Task details
In the entries that follow, find the word "picture" and report each line it is on.
## start
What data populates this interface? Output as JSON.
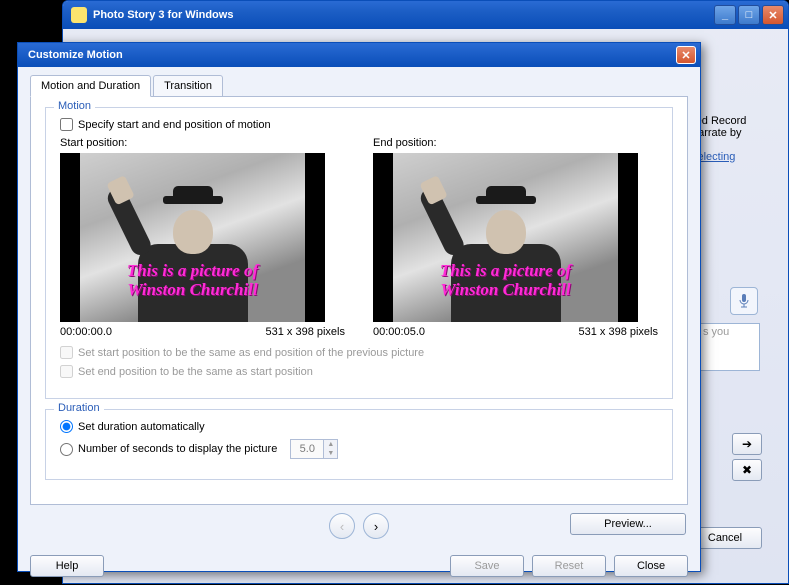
{
  "parent": {
    "title": "Photo Story 3 for Windows",
    "bg_text1": "red Record",
    "bg_text2": "narrate by",
    "bg_link": "selecting",
    "textarea_hint": "s you",
    "cancel": "Cancel"
  },
  "dialog": {
    "title": "Customize Motion",
    "tabs": {
      "motion": "Motion and Duration",
      "transition": "Transition"
    },
    "motion": {
      "legend": "Motion",
      "specify": "Specify start and end position of motion",
      "start_label": "Start position:",
      "end_label": "End position:",
      "caption_line1": "This is a picture of",
      "caption_line2": "Winston Churchill",
      "start_time": "00:00:00.0",
      "end_time": "00:00:05.0",
      "dims": "531 x 398 pixels",
      "set_start_same": "Set start position to be the same as end position of the previous picture",
      "set_end_same": "Set end position to be the same as start position"
    },
    "duration": {
      "legend": "Duration",
      "auto": "Set duration automatically",
      "seconds_label": "Number of seconds to display the picture",
      "seconds_value": "5.0"
    },
    "buttons": {
      "preview": "Preview...",
      "help": "Help",
      "save": "Save",
      "reset": "Reset",
      "close": "Close"
    }
  }
}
## end
Result for this exercise
      "caption_line1": "This is a picture of",
      "set_start_same": "Set start position to be the same as end position of the previous picture",
      "seconds_label": "Number of seconds to display the picture",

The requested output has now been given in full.